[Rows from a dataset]
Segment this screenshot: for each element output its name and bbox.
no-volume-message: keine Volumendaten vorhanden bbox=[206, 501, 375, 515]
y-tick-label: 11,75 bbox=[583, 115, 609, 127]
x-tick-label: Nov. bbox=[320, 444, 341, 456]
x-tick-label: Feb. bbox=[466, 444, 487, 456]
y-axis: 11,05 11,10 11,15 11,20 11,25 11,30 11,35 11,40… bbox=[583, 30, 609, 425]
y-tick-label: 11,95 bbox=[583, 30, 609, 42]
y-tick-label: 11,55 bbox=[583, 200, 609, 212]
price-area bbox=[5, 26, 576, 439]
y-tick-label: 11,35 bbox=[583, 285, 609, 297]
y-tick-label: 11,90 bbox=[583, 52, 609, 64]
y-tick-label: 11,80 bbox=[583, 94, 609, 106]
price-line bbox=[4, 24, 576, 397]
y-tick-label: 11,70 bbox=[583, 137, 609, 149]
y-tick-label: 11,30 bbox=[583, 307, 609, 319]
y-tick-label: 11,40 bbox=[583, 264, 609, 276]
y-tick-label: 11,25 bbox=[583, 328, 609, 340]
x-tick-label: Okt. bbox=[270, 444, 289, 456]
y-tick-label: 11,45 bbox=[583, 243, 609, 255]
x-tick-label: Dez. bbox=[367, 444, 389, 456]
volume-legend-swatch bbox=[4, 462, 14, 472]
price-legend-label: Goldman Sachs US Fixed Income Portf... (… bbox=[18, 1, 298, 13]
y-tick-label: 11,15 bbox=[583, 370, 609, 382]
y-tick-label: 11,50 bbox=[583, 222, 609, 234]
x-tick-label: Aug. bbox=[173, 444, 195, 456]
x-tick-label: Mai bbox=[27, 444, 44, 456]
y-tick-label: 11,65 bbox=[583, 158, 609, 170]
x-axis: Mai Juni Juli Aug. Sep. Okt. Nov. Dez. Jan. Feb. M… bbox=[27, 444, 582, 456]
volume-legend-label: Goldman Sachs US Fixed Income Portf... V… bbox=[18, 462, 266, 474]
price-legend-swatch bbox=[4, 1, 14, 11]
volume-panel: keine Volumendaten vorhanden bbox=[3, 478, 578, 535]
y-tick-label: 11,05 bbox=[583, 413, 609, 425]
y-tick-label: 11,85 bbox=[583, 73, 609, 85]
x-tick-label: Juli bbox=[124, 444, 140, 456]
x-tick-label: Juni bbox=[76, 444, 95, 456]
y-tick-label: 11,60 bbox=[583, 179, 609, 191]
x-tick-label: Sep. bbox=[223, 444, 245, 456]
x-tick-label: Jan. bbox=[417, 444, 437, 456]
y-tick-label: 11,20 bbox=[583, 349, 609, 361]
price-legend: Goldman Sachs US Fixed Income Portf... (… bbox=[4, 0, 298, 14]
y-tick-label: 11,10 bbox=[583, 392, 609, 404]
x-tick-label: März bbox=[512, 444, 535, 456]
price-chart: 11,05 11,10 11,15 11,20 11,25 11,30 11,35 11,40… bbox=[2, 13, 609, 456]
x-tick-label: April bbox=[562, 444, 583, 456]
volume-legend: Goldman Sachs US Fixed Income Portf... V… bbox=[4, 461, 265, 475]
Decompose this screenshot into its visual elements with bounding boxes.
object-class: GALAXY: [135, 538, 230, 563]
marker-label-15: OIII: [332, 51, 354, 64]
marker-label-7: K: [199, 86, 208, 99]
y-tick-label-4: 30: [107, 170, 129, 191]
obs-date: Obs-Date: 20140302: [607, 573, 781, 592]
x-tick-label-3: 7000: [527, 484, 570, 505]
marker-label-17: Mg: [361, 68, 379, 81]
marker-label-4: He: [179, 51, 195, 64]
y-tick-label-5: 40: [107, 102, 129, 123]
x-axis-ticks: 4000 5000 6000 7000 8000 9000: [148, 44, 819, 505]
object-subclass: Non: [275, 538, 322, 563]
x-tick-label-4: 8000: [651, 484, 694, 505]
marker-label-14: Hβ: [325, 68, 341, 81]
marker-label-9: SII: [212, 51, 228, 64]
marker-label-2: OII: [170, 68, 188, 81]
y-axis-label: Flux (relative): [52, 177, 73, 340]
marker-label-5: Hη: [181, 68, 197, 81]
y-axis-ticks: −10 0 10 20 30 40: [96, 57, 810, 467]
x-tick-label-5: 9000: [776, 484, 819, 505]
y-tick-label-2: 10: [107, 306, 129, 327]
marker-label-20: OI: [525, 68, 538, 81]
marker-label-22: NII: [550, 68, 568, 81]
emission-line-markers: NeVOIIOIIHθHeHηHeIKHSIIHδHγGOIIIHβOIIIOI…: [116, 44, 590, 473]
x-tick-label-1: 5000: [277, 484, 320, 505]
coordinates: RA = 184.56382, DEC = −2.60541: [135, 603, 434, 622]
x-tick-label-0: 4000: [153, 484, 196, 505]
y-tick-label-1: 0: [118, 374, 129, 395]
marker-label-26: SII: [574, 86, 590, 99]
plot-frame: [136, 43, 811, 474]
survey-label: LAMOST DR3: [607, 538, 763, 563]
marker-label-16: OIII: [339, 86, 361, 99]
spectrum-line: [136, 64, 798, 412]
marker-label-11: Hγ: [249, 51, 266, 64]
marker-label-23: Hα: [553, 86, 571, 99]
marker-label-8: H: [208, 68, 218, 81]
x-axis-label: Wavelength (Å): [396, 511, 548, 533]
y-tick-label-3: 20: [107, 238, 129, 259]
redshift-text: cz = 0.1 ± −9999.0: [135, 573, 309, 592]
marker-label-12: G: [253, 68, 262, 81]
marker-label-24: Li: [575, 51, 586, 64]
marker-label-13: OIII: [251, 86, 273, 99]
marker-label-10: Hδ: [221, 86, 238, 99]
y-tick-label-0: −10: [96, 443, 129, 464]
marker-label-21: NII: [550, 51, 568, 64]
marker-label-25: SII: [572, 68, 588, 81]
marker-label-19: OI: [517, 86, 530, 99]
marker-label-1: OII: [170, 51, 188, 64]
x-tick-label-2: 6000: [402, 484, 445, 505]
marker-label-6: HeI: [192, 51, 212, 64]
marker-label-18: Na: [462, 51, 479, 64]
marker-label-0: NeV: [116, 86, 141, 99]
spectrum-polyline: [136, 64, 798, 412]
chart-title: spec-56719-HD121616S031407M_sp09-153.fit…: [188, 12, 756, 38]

*WORK INSTRUCTIONS*.
Rewrite the material above, changing every "bbox" to "box" and leaving everything else as it stands.

*ANSWER TO THIS EXERCISE*.
Segment this screenshot: for each element output its name and box.
no-volume-message: keine Volumendaten vorhanden box=[206, 501, 375, 515]
y-tick-label: 11,75 box=[583, 115, 609, 127]
x-tick-label: Nov. box=[320, 444, 341, 456]
x-tick-label: Feb. box=[466, 444, 487, 456]
y-axis: 11,05 11,10 11,15 11,20 11,25 11,30 11,35 11,40… box=[583, 30, 609, 425]
y-tick-label: 11,95 box=[583, 30, 609, 42]
y-tick-label: 11,55 box=[583, 200, 609, 212]
price-area box=[5, 26, 576, 439]
y-tick-label: 11,35 box=[583, 285, 609, 297]
y-tick-label: 11,90 box=[583, 52, 609, 64]
y-tick-label: 11,80 box=[583, 94, 609, 106]
price-line box=[4, 24, 576, 397]
y-tick-label: 11,70 box=[583, 137, 609, 149]
y-tick-label: 11,30 box=[583, 307, 609, 319]
y-tick-label: 11,40 box=[583, 264, 609, 276]
y-tick-label: 11,25 box=[583, 328, 609, 340]
x-tick-label: Okt. box=[270, 444, 289, 456]
y-tick-label: 11,45 box=[583, 243, 609, 255]
x-tick-label: Dez. box=[367, 444, 389, 456]
volume-legend-swatch box=[4, 462, 14, 472]
price-legend-label: Goldman Sachs US Fixed Income Portf... (… box=[18, 1, 298, 13]
y-tick-label: 11,15 box=[583, 370, 609, 382]
y-tick-label: 11,50 box=[583, 222, 609, 234]
x-tick-label: Aug. box=[173, 444, 195, 456]
x-tick-label: Mai box=[27, 444, 44, 456]
y-tick-label: 11,65 box=[583, 158, 609, 170]
x-axis: Mai Juni Juli Aug. Sep. Okt. Nov. Dez. Jan. Feb. M… box=[27, 444, 582, 456]
volume-legend-label: Goldman Sachs US Fixed Income Portf... V… box=[18, 462, 266, 474]
price-legend-swatch box=[4, 1, 14, 11]
volume-panel: keine Volumendaten vorhanden box=[3, 478, 578, 535]
y-tick-label: 11,05 box=[583, 413, 609, 425]
y-tick-label: 11,85 box=[583, 73, 609, 85]
x-tick-label: Juli box=[124, 444, 140, 456]
x-tick-label: Juni box=[76, 444, 95, 456]
y-tick-label: 11,60 box=[583, 179, 609, 191]
x-tick-label: Sep. box=[223, 444, 245, 456]
x-tick-label: Jan. box=[417, 444, 437, 456]
y-tick-label: 11,20 box=[583, 349, 609, 361]
price-legend: Goldman Sachs US Fixed Income Portf... (… box=[4, 0, 298, 14]
y-tick-label: 11,10 box=[583, 392, 609, 404]
x-tick-label: März box=[512, 444, 535, 456]
price-chart: 11,05 11,10 11,15 11,20 11,25 11,30 11,35 11,40… box=[2, 13, 609, 456]
x-tick-label: April box=[562, 444, 583, 456]
volume-legend: Goldman Sachs US Fixed Income Portf... V… box=[4, 461, 265, 475]
Decompose this screenshot into its visual elements with bounding boxes.
object-class: GALAXY: [135, 538, 230, 563]
marker-label-15: OIII: [332, 51, 354, 64]
marker-label-7: K: [199, 86, 208, 99]
y-tick-label-4: 30: [107, 170, 129, 191]
obs-date: Obs-Date: 20140302: [607, 573, 781, 592]
x-tick-label-3: 7000: [527, 484, 570, 505]
marker-label-17: Mg: [361, 68, 379, 81]
marker-label-4: He: [179, 51, 195, 64]
y-tick-label-5: 40: [107, 102, 129, 123]
x-axis-ticks: 4000 5000 6000 7000 8000 9000: [148, 44, 819, 505]
object-subclass: Non: [275, 538, 322, 563]
x-tick-label-4: 8000: [651, 484, 694, 505]
marker-label-14: Hβ: [325, 68, 341, 81]
marker-label-9: SII: [212, 51, 228, 64]
marker-label-2: OII: [170, 68, 188, 81]
y-axis-label: Flux (relative): [52, 177, 73, 340]
marker-label-5: Hη: [181, 68, 197, 81]
y-axis-ticks: −10 0 10 20 30 40: [96, 57, 810, 467]
x-tick-label-5: 9000: [776, 484, 819, 505]
y-tick-label-2: 10: [107, 306, 129, 327]
marker-label-20: OI: [525, 68, 538, 81]
marker-label-22: NII: [550, 68, 568, 81]
emission-line-markers: NeVOIIOIIHθHeHηHeIKHSIIHδHγGOIIIHβOIIIOI…: [116, 44, 590, 473]
x-tick-label-1: 5000: [277, 484, 320, 505]
coordinates: RA = 184.56382, DEC = −2.60541: [135, 603, 434, 622]
x-tick-label-0: 4000: [153, 484, 196, 505]
y-tick-label-1: 0: [118, 374, 129, 395]
marker-label-26: SII: [574, 86, 590, 99]
plot-frame: [136, 43, 811, 474]
survey-label: LAMOST DR3: [607, 538, 763, 563]
marker-label-16: OIII: [339, 86, 361, 99]
spectrum-line: [136, 64, 798, 412]
marker-label-11: Hγ: [249, 51, 266, 64]
marker-label-23: Hα: [553, 86, 571, 99]
marker-label-8: H: [208, 68, 218, 81]
x-axis-label: Wavelength (Å): [396, 511, 548, 533]
y-tick-label-3: 20: [107, 238, 129, 259]
redshift-text: cz = 0.1 ± −9999.0: [135, 573, 309, 592]
marker-label-12: G: [253, 68, 262, 81]
marker-label-24: Li: [575, 51, 586, 64]
marker-label-13: OIII: [251, 86, 273, 99]
marker-label-10: Hδ: [221, 86, 238, 99]
y-tick-label-0: −10: [96, 443, 129, 464]
marker-label-21: NII: [550, 51, 568, 64]
marker-label-25: SII: [572, 68, 588, 81]
marker-label-19: OI: [517, 86, 530, 99]
marker-label-1: OII: [170, 51, 188, 64]
x-tick-label-2: 6000: [402, 484, 445, 505]
marker-label-6: HeI: [192, 51, 212, 64]
marker-label-18: Na: [462, 51, 479, 64]
marker-label-0: NeV: [116, 86, 141, 99]
spectrum-polyline: [136, 64, 798, 412]
chart-title: spec-56719-HD121616S031407M_sp09-153.fit…: [188, 12, 756, 38]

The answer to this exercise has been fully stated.